Page excerpt:
.....

I'm going to do the erase and reinstall again. Then, without running "Software Update" I'll test it with my "benchmark" DVD and see what happens (after permission reparing, etc., etc.)… perhaps the problem is in one of the many updates. If the problem is immediately apparent then I'm out of ideas.
Thank you for the advice. I took it and did the following:
1. Started on Apple Installation Disk and erased the hard drive. Then installed the
original system (OS 10.3.4).
2. I restarted on the Apple Installation Disk and using Disk Utility verified the disk and repaired the Disk Permissions.
3. Restarted on the laptop's hard disk and new system. I tested several DVDs and all (including the "bad" one) displayed perfectly.
4. I decided not to use Software Update. So, I went to Apple's Download page and downloaded all the Delta and Combined updates.
4. I then installed the Delta version of the OS 10.3.5 updater.
5. I installed the OS 10.3.5 updater and restarted on the Apple Installation Disk and ran the Disk Utility again.
6. I restarted on the laptop's hard disk and tried the same DVDs again. All performed perfectly.

.....

Dataset rows:
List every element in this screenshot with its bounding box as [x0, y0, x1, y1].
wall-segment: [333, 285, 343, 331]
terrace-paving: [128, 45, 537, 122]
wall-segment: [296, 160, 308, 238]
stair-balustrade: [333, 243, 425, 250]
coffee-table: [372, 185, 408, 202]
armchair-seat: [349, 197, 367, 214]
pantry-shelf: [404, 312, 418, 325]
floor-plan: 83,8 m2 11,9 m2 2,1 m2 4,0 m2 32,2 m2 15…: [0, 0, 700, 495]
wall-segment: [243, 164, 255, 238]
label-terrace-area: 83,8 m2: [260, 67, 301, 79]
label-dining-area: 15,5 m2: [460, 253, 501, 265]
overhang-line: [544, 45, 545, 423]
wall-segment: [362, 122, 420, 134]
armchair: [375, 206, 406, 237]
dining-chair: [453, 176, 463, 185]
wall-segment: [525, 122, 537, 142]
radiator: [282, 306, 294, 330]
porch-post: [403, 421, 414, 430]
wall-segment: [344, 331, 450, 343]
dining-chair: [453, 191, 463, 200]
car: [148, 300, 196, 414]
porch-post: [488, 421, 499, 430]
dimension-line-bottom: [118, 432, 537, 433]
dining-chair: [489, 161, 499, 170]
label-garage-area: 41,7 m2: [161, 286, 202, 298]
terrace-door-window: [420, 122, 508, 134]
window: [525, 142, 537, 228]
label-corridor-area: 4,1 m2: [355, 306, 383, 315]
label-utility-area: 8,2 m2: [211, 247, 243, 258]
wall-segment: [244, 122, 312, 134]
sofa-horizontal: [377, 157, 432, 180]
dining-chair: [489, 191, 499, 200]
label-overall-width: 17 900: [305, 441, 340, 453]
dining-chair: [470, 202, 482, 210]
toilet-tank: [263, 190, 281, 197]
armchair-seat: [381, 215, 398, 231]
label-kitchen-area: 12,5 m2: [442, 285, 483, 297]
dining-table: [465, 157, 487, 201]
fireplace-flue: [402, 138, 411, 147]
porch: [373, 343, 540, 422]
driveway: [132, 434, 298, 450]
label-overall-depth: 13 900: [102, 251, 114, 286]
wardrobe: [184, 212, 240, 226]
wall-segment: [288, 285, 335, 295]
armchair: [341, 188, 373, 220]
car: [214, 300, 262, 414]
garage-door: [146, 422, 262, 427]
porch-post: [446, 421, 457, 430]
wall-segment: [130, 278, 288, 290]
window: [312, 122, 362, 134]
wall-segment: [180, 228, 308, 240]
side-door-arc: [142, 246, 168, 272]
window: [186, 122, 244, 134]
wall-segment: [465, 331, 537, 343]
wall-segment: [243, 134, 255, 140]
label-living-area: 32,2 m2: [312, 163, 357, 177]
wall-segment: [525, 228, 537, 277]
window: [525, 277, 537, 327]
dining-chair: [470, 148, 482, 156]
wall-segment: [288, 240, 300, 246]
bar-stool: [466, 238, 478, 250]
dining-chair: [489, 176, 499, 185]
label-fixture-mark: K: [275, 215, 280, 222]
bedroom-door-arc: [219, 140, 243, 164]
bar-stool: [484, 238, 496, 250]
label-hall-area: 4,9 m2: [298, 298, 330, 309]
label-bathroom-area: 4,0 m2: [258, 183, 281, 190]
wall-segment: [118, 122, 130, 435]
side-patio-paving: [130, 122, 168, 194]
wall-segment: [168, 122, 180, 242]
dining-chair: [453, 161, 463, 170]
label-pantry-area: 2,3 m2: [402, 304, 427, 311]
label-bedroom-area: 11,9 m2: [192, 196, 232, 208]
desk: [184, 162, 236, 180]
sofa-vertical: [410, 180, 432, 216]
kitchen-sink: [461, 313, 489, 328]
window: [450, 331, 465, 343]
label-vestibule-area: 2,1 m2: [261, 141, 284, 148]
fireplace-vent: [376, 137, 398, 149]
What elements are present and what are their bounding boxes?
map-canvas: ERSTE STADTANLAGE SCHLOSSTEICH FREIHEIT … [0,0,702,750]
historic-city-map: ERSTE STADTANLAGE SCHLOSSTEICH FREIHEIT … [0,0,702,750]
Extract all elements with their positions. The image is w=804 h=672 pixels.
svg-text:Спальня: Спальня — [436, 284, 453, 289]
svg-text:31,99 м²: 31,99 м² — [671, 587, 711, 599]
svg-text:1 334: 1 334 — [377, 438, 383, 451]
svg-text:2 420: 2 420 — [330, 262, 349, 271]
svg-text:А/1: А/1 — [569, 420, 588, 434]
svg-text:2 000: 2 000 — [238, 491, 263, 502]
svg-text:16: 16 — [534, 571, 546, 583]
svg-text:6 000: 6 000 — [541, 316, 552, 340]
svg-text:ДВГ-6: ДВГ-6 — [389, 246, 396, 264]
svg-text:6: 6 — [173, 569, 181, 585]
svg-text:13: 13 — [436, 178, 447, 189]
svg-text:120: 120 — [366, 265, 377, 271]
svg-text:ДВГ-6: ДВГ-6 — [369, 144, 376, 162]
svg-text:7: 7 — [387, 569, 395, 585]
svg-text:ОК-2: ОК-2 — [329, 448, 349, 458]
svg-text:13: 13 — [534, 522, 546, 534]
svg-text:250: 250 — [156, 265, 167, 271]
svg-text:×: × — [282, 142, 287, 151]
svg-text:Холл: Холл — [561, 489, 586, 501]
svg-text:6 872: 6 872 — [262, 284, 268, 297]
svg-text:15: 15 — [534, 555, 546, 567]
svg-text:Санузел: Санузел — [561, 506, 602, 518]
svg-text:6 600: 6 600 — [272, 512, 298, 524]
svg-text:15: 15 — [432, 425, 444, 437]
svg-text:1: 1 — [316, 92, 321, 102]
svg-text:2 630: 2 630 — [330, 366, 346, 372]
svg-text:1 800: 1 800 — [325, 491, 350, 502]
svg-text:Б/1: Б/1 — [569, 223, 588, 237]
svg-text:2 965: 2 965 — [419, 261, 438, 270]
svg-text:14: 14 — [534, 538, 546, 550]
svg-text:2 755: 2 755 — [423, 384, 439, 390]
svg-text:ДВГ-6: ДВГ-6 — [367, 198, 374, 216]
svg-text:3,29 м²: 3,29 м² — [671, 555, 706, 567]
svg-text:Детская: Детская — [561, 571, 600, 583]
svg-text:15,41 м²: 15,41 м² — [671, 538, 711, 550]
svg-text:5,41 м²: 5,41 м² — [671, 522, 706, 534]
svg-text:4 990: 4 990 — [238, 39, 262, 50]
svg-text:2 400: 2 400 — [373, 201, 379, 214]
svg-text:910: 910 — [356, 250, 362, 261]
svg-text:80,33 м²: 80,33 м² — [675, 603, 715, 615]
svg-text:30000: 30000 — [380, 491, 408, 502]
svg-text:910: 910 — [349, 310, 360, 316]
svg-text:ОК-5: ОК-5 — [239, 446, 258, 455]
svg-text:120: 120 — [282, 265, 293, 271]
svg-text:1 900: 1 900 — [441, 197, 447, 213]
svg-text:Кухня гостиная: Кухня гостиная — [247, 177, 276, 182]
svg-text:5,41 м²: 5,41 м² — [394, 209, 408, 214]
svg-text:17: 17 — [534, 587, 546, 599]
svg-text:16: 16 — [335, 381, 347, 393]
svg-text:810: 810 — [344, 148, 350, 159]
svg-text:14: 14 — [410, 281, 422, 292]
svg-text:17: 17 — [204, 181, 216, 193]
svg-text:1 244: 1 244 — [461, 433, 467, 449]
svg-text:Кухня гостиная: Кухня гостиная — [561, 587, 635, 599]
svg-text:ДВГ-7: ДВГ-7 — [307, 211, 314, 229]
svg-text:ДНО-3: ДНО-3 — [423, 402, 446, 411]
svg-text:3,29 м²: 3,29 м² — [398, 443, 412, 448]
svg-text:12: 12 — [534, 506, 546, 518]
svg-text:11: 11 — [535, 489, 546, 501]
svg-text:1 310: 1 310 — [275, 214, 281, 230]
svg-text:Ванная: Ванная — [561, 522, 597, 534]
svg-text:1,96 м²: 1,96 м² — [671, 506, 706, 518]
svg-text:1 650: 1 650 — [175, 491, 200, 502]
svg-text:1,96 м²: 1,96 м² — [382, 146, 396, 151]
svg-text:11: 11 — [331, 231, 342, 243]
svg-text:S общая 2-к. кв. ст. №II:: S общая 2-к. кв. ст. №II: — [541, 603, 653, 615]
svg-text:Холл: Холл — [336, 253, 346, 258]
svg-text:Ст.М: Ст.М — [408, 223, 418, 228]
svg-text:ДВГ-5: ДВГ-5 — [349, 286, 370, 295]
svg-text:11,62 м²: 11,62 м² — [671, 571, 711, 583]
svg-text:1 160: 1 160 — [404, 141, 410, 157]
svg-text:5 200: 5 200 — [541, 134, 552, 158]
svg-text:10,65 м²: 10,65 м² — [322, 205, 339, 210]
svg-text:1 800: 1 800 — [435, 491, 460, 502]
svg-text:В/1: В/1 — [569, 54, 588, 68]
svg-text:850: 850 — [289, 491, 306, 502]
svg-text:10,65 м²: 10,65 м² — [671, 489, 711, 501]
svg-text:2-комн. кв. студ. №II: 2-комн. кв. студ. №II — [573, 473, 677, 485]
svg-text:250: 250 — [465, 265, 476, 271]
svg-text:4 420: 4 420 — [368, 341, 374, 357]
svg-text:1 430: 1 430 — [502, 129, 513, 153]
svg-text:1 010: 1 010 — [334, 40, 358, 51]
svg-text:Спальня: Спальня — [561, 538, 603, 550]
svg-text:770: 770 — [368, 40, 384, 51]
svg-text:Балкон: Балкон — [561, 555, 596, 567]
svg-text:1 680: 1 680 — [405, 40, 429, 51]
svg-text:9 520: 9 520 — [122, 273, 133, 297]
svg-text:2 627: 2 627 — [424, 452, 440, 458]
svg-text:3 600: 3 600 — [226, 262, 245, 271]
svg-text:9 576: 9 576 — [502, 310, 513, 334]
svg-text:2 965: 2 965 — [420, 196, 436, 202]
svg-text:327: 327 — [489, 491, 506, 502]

.....

Request A: Reproduce the stretch of the OS reinstall post from "5. I installed" through "All performed perfectly.".
Request B: Rewrite the stretch of rows from the start of the rows through the line containing "dining-chair: [489, 191, 499, 200]", substituting "heater" for "radiator" and leaving everything else unchanged.

Worked answer A:
5. I installed the OS 10.3.5 updater and restarted on the Apple Installation Disk and ran the Disk Utility again.
6. I restarted on the laptop's hard disk and tried the same DVDs again. All performed perfectly.

Worked answer B:
List every element in this screenshot with its bounding box as [x0, y0, x1, y1].
wall-segment: [333, 285, 343, 331]
terrace-paving: [128, 45, 537, 122]
wall-segment: [296, 160, 308, 238]
stair-balustrade: [333, 243, 425, 250]
coffee-table: [372, 185, 408, 202]
armchair-seat: [349, 197, 367, 214]
pantry-shelf: [404, 312, 418, 325]
floor-plan: 83,8 m2 11,9 m2 2,1 m2 4,0 m2 32,2 m2 15…: [0, 0, 700, 495]
wall-segment: [243, 164, 255, 238]
label-terrace-area: 83,8 m2: [260, 67, 301, 79]
label-dining-area: 15,5 m2: [460, 253, 501, 265]
overhang-line: [544, 45, 545, 423]
wall-segment: [362, 122, 420, 134]
armchair: [375, 206, 406, 237]
dining-chair: [453, 176, 463, 185]
wall-segment: [525, 122, 537, 142]
heater: [282, 306, 294, 330]
porch-post: [403, 421, 414, 430]
wall-segment: [344, 331, 450, 343]
dining-chair: [453, 191, 463, 200]
car: [148, 300, 196, 414]
porch-post: [488, 421, 499, 430]
dimension-line-bottom: [118, 432, 537, 433]
dining-chair: [489, 161, 499, 170]
label-garage-area: 41,7 m2: [161, 286, 202, 298]
terrace-door-window: [420, 122, 508, 134]
window: [525, 142, 537, 228]
label-corridor-area: 4,1 m2: [355, 306, 383, 315]
label-utility-area: 8,2 m2: [211, 247, 243, 258]
wall-segment: [244, 122, 312, 134]
sofa-horizontal: [377, 157, 432, 180]
dining-chair: [489, 191, 499, 200]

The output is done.